--- begin ---

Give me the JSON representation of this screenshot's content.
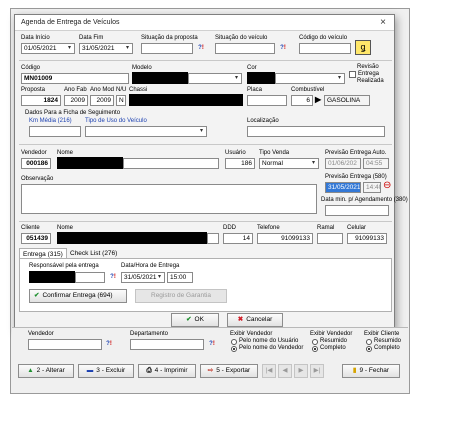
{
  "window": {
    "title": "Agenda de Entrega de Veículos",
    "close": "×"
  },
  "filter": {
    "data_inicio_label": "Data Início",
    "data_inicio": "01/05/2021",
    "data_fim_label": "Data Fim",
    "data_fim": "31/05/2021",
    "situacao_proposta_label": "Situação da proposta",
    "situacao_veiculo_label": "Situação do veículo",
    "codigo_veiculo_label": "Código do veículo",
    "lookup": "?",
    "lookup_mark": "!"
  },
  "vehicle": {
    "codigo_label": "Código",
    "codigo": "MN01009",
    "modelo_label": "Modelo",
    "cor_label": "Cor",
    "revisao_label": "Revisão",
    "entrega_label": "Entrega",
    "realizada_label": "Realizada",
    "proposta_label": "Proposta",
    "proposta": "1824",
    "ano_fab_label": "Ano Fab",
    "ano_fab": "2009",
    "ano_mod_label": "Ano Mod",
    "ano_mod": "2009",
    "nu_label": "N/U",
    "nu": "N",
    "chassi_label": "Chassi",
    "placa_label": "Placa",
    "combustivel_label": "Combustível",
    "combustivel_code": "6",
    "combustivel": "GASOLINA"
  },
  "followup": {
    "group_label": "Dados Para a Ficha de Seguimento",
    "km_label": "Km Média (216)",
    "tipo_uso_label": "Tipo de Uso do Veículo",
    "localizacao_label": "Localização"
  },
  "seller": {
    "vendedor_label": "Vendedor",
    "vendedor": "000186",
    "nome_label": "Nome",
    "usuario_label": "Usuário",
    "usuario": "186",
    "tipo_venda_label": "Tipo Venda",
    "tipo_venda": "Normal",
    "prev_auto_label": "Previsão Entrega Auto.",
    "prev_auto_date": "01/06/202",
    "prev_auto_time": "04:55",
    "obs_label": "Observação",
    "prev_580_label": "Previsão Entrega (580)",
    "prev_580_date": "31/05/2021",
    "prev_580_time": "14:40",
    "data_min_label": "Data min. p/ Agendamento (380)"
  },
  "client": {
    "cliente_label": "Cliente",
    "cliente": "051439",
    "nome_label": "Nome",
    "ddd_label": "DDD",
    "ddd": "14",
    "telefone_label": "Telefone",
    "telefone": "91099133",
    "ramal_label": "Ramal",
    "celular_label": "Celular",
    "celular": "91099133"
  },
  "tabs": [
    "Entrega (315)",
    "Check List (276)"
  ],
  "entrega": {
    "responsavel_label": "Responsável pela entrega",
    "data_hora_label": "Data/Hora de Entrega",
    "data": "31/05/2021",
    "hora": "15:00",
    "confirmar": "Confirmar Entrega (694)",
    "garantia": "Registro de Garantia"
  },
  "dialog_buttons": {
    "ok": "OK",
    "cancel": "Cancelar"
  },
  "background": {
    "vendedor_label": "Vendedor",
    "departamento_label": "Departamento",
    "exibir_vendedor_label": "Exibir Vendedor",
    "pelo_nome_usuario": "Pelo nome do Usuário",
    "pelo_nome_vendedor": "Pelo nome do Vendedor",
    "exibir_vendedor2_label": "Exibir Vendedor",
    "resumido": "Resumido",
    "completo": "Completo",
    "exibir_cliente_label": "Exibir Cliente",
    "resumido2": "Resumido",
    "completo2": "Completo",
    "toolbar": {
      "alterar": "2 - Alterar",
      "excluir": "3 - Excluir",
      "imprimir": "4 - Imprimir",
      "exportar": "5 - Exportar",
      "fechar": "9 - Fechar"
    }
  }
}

--- end ---
--- begin ---

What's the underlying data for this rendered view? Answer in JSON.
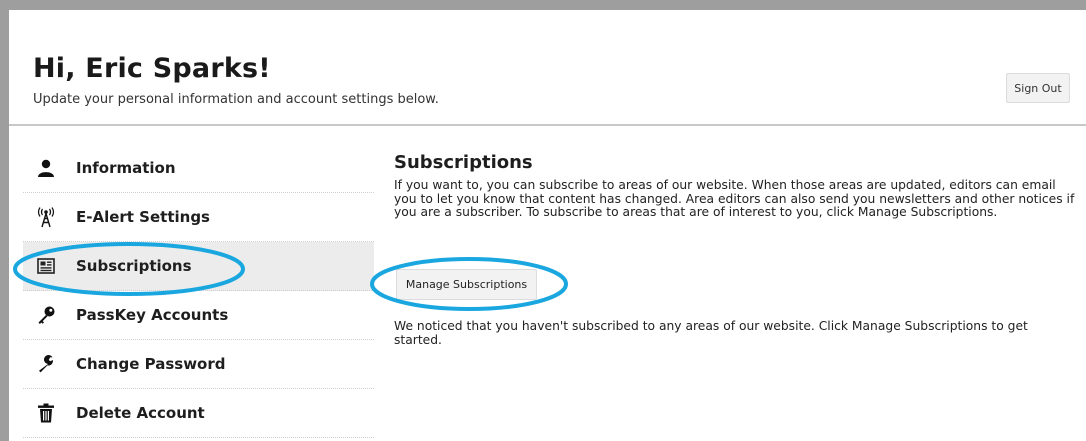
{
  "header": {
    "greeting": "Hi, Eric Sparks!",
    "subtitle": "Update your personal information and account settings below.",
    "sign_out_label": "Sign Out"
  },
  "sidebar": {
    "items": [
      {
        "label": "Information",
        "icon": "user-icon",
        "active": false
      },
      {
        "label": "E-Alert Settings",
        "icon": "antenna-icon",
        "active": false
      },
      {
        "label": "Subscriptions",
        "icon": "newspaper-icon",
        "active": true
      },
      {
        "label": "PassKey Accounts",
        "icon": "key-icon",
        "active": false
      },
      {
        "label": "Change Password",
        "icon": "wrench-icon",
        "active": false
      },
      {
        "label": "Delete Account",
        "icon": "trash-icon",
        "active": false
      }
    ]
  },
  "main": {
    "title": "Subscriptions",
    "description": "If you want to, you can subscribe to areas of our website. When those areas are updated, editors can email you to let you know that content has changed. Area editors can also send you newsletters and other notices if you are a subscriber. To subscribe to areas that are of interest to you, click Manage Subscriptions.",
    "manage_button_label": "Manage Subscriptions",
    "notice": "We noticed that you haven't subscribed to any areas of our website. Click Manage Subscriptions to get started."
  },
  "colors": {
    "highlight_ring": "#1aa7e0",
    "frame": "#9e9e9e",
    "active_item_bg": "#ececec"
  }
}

--- end ---

■ BRIEF: Extract every line containing the string "JSON" from the data above.

■ WORKED SOLUTION:
Give me the JSON representation of this screenshot's content.
What's the underlying data for this rendered view? Answer in JSON.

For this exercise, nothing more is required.